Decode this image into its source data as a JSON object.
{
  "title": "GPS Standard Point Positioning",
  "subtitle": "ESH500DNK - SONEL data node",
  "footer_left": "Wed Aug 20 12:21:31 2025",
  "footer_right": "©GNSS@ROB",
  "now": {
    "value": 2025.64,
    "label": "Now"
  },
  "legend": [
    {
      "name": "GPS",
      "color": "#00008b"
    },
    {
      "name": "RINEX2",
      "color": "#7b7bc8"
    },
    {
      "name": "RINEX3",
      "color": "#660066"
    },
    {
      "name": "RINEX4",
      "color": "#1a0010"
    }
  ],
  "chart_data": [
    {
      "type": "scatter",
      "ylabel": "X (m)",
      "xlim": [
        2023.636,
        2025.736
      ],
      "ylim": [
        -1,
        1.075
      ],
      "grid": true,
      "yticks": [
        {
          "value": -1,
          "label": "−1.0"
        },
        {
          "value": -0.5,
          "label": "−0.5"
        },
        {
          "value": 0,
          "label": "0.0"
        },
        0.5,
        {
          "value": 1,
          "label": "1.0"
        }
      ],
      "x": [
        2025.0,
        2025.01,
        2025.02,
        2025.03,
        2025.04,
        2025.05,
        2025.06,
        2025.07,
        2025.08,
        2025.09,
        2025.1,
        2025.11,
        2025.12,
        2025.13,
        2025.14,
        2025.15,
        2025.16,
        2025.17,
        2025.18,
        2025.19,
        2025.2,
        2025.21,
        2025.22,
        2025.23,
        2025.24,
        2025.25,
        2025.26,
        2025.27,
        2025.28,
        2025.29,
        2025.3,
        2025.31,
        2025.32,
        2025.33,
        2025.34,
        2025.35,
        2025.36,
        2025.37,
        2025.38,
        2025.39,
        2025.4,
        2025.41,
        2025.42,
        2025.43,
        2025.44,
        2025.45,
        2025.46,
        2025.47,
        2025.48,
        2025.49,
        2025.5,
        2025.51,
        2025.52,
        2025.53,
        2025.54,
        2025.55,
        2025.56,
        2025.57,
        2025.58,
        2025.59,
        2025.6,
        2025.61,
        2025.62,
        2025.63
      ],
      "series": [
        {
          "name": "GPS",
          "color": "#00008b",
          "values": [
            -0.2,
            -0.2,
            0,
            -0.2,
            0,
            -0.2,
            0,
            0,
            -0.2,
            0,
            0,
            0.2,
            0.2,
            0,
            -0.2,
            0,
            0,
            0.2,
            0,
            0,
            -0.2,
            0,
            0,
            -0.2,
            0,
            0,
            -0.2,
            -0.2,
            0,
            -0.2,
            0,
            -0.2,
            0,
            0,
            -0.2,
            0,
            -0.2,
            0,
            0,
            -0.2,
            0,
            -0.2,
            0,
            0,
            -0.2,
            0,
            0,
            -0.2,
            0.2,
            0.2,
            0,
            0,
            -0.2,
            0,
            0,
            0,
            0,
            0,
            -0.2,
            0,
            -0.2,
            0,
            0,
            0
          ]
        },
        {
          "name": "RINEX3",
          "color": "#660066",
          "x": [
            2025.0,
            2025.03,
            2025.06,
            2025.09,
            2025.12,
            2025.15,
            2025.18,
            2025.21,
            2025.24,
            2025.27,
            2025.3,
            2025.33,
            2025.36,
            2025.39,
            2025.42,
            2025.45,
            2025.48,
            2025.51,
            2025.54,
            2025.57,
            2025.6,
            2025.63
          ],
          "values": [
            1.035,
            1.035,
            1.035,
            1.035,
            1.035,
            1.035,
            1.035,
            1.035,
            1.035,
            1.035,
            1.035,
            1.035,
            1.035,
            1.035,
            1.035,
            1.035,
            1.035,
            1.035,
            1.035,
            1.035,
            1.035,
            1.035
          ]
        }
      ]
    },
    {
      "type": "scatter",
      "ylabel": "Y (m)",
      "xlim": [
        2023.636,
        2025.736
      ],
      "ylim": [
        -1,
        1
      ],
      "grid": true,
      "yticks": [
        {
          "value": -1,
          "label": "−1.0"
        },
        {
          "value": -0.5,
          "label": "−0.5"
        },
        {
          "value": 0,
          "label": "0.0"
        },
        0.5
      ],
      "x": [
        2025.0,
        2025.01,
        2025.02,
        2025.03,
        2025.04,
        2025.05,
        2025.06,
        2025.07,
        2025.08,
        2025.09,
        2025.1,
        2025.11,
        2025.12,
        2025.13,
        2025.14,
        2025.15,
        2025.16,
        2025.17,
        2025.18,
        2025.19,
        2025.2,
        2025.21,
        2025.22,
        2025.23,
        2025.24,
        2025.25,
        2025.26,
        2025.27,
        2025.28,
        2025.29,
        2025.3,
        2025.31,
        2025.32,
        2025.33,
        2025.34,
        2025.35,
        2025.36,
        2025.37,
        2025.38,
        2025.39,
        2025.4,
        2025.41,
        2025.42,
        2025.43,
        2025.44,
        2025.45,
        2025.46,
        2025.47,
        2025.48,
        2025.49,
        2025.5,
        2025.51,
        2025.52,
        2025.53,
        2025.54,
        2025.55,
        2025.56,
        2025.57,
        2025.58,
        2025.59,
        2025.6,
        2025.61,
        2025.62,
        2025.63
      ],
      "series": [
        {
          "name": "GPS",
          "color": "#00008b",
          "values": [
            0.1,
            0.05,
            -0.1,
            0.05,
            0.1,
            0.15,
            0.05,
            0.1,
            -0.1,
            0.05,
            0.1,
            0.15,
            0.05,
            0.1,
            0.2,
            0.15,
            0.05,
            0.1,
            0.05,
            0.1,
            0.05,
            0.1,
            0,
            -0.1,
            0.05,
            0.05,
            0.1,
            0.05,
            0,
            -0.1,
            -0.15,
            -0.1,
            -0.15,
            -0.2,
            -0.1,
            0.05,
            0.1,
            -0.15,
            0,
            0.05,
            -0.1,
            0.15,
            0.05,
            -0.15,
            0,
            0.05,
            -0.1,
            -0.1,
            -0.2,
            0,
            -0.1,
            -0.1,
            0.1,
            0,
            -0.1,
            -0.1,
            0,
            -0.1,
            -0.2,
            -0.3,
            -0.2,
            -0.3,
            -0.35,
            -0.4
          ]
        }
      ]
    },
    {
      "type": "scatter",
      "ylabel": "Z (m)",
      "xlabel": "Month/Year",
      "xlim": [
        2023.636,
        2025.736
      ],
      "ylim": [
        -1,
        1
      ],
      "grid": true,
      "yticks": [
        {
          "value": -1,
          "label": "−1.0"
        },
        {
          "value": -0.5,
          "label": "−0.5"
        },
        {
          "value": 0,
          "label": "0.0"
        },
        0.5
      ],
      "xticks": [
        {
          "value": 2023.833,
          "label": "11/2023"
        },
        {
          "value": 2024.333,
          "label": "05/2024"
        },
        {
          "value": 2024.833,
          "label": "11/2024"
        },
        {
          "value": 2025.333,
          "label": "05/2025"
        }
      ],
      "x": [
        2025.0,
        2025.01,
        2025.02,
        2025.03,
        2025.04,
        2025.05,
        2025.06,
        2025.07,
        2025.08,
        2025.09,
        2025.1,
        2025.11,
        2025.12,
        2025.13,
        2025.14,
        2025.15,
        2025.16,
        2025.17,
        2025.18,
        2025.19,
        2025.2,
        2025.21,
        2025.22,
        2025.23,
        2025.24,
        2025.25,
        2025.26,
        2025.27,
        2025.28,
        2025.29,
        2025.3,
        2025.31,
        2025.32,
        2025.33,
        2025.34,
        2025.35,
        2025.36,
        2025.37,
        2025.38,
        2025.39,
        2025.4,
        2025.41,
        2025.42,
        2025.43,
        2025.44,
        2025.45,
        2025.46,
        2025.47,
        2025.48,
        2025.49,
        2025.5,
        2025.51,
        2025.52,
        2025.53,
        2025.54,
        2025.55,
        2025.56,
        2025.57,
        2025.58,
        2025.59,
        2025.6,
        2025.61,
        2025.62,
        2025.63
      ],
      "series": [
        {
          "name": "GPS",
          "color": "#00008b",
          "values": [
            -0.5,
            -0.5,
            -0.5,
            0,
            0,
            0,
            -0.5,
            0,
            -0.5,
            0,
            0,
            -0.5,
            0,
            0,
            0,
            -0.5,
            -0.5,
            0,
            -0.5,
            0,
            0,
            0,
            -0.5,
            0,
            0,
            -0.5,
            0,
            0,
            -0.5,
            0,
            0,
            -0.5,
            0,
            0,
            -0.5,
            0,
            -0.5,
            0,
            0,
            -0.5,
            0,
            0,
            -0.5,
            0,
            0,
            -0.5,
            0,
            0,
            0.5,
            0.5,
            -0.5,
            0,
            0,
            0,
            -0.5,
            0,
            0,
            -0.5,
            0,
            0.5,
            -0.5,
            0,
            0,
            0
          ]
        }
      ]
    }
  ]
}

===============

Lines that hold the word "name" are the ones to return, every one of them.

Problem solution:
      "name": "GPS",
      "name": "RINEX2",
      "name": "RINEX3",
      "name": "RINEX4",
          "name": "GPS",
          "name": "RINEX3",
          "name": "GPS",
          "name": "GPS",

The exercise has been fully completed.